### [Source records]

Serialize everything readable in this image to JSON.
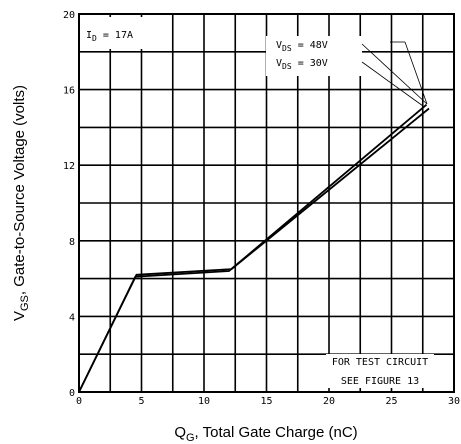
{
  "chart_data": {
    "type": "line",
    "xlabel_parts": {
      "sym": "Q",
      "sub": "G",
      "rest": ", Total Gate Charge (nC)"
    },
    "ylabel_parts": {
      "sym": "V",
      "sub": "GS",
      "rest": ", Gate-to-Source Voltage (volts)"
    },
    "xlim": [
      0,
      30
    ],
    "ylim": [
      0,
      20
    ],
    "x_ticks": [
      0,
      5,
      10,
      15,
      20,
      25,
      30
    ],
    "y_ticks": [
      0,
      4,
      8,
      12,
      16,
      20
    ],
    "grid": true,
    "series": [
      {
        "name": "VDS = 48V",
        "color": "#000000",
        "points": [
          [
            0,
            0
          ],
          [
            4.6,
            6.2
          ],
          [
            12.2,
            6.5
          ],
          [
            28.0,
            15.0
          ]
        ]
      },
      {
        "name": "VDS = 30V",
        "color": "#000000",
        "points": [
          [
            0,
            0
          ],
          [
            4.5,
            6.1
          ],
          [
            12.0,
            6.4
          ],
          [
            27.8,
            15.2
          ]
        ]
      }
    ],
    "annotations": {
      "id": {
        "pre": "I",
        "sub": "D",
        "post": " = 17A"
      },
      "legend": [
        {
          "pre": "V",
          "sub": "DS",
          "post": " =  48V"
        },
        {
          "pre": "V",
          "sub": "DS",
          "post": " =  30V"
        }
      ],
      "note_line1": "FOR TEST CIRCUIT",
      "note_line2": "SEE FIGURE 13"
    }
  }
}
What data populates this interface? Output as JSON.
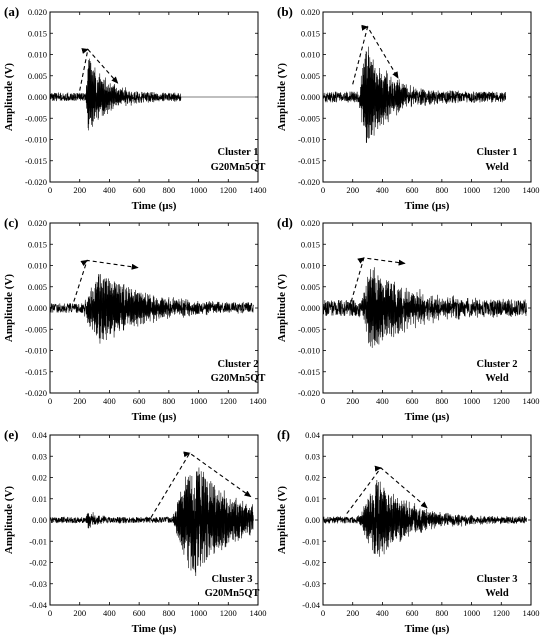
{
  "chart_data": [
    {
      "type": "line",
      "panel": "(a)",
      "xlabel": "Time (μs)",
      "ylabel": "Amplitude (V)",
      "xlim": [
        0,
        1400
      ],
      "ylim": [
        -0.02,
        0.02
      ],
      "xticks": [
        0,
        200,
        400,
        600,
        800,
        1000,
        1200,
        1400
      ],
      "yticks": [
        -0.02,
        -0.015,
        -0.01,
        -0.005,
        0.0,
        0.005,
        0.01,
        0.015,
        0.02
      ],
      "ytick_labels": [
        "-0.020",
        "-0.015",
        "-0.010",
        "-0.005",
        "0.000",
        "0.005",
        "0.010",
        "0.015",
        "0.020"
      ],
      "annotation": [
        "Cluster 1",
        "G20Mn5QT"
      ],
      "waveform": {
        "signal_start": 0,
        "signal_end": 880,
        "trace_end": 1380,
        "noise": 0.0006,
        "bursts": [
          {
            "start": 240,
            "peak": 260,
            "decay": 140,
            "amp": 0.009
          }
        ]
      },
      "envelope_arrow": [
        [
          200,
          0.0015
        ],
        [
          255,
          0.0112
        ],
        [
          455,
          0.0033
        ]
      ],
      "grid": false
    },
    {
      "type": "line",
      "panel": "(b)",
      "xlabel": "Time (μs)",
      "ylabel": "Amplitude (V)",
      "xlim": [
        0,
        1400
      ],
      "ylim": [
        -0.02,
        0.02
      ],
      "xticks": [
        0,
        200,
        400,
        600,
        800,
        1000,
        1200,
        1400
      ],
      "yticks": [
        -0.02,
        -0.015,
        -0.01,
        -0.005,
        0.0,
        0.005,
        0.01,
        0.015,
        0.02
      ],
      "ytick_labels": [
        "-0.020",
        "-0.015",
        "-0.010",
        "-0.005",
        "0.000",
        "0.005",
        "0.010",
        "0.015",
        "0.020"
      ],
      "annotation": [
        "Cluster 1",
        "Weld"
      ],
      "waveform": {
        "signal_start": 0,
        "signal_end": 1230,
        "trace_end": 1230,
        "noise": 0.0008,
        "bursts": [
          {
            "start": 240,
            "peak": 290,
            "decay": 160,
            "amp": 0.012
          }
        ]
      },
      "envelope_arrow": [
        [
          200,
          0.003
        ],
        [
          300,
          0.0165
        ],
        [
          505,
          0.0045
        ]
      ],
      "grid": false
    },
    {
      "type": "line",
      "panel": "(c)",
      "xlabel": "Time (μs)",
      "ylabel": "Amplitude (V)",
      "xlim": [
        0,
        1400
      ],
      "ylim": [
        -0.02,
        0.02
      ],
      "xticks": [
        0,
        200,
        400,
        600,
        800,
        1000,
        1200,
        1400
      ],
      "yticks": [
        -0.02,
        -0.015,
        -0.01,
        -0.005,
        0.0,
        0.005,
        0.01,
        0.015,
        0.02
      ],
      "ytick_labels": [
        "-0.020",
        "-0.015",
        "-0.010",
        "-0.005",
        "0.000",
        "0.005",
        "0.010",
        "0.015",
        "0.020"
      ],
      "annotation": [
        "Cluster 2",
        "G20Mn5QT"
      ],
      "waveform": {
        "signal_start": 0,
        "signal_end": 1370,
        "trace_end": 1370,
        "noise": 0.0007,
        "bursts": [
          {
            "start": 220,
            "peak": 330,
            "decay": 300,
            "amp": 0.0085
          }
        ]
      },
      "envelope_arrow": [
        [
          160,
          0.0015
        ],
        [
          250,
          0.0112
        ],
        [
          590,
          0.0095
        ]
      ],
      "grid": false
    },
    {
      "type": "line",
      "panel": "(d)",
      "xlabel": "Time (μs)",
      "ylabel": "Amplitude (V)",
      "xlim": [
        0,
        1400
      ],
      "ylim": [
        -0.02,
        0.02
      ],
      "xticks": [
        0,
        200,
        400,
        600,
        800,
        1000,
        1200,
        1400
      ],
      "yticks": [
        -0.02,
        -0.015,
        -0.01,
        -0.005,
        0.0,
        0.005,
        0.01,
        0.015,
        0.02
      ],
      "ytick_labels": [
        "-0.020",
        "-0.015",
        "-0.010",
        "-0.005",
        "0.000",
        "0.005",
        "0.010",
        "0.015",
        "0.020"
      ],
      "annotation": [
        "Cluster 2",
        "Weld"
      ],
      "waveform": {
        "signal_start": 0,
        "signal_end": 1370,
        "trace_end": 1370,
        "noise": 0.0012,
        "bursts": [
          {
            "start": 240,
            "peak": 330,
            "decay": 260,
            "amp": 0.0095
          }
        ]
      },
      "envelope_arrow": [
        [
          190,
          0.0015
        ],
        [
          275,
          0.0118
        ],
        [
          550,
          0.0105
        ]
      ],
      "grid": false
    },
    {
      "type": "line",
      "panel": "(e)",
      "xlabel": "Time (μs)",
      "ylabel": "Amplitude (V)",
      "xlim": [
        0,
        1400
      ],
      "ylim": [
        -0.04,
        0.04
      ],
      "xticks": [
        0,
        200,
        400,
        600,
        800,
        1000,
        1200,
        1400
      ],
      "yticks": [
        -0.04,
        -0.03,
        -0.02,
        -0.01,
        0.0,
        0.01,
        0.02,
        0.03,
        0.04
      ],
      "ytick_labels": [
        "-0.04",
        "-0.03",
        "-0.02",
        "-0.01",
        "0.00",
        "0.01",
        "0.02",
        "0.03",
        "0.04"
      ],
      "annotation": [
        "Cluster 3",
        "G20Mn5QT"
      ],
      "waveform": {
        "signal_start": 0,
        "signal_end": 1370,
        "trace_end": 1370,
        "noise": 0.0009,
        "bursts": [
          {
            "start": 230,
            "peak": 260,
            "decay": 60,
            "amp": 0.004
          },
          {
            "start": 820,
            "peak": 960,
            "decay": 260,
            "amp": 0.029
          }
        ]
      },
      "envelope_arrow": [
        [
          680,
          0.0012
        ],
        [
          940,
          0.0315
        ],
        [
          1350,
          0.011
        ]
      ],
      "grid": false
    },
    {
      "type": "line",
      "panel": "(f)",
      "xlabel": "Time (μs)",
      "ylabel": "Amplitude (V)",
      "xlim": [
        0,
        1400
      ],
      "ylim": [
        -0.04,
        0.04
      ],
      "xticks": [
        0,
        200,
        400,
        600,
        800,
        1000,
        1200,
        1400
      ],
      "yticks": [
        -0.04,
        -0.03,
        -0.02,
        -0.01,
        0.0,
        0.01,
        0.02,
        0.03,
        0.04
      ],
      "ytick_labels": [
        "-0.04",
        "-0.03",
        "-0.02",
        "-0.01",
        "0.00",
        "0.01",
        "0.02",
        "0.03",
        "0.04"
      ],
      "annotation": [
        "Cluster 3",
        "Weld"
      ],
      "waveform": {
        "signal_start": 0,
        "signal_end": 1370,
        "trace_end": 1370,
        "noise": 0.001,
        "bursts": [
          {
            "start": 230,
            "peak": 370,
            "decay": 230,
            "amp": 0.019
          }
        ]
      },
      "envelope_arrow": [
        [
          160,
          0.003
        ],
        [
          390,
          0.0245
        ],
        [
          700,
          0.0058
        ]
      ],
      "grid": false
    }
  ]
}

### [Given instruction]
Find the word "noise" in the data and show each line that holds it.

### [The reply]
        "noise": 0.0006,
        "noise": 0.0008,
        "noise": 0.0007,
        "noise": 0.0012,
        "noise": 0.0009,
        "noise": 0.001,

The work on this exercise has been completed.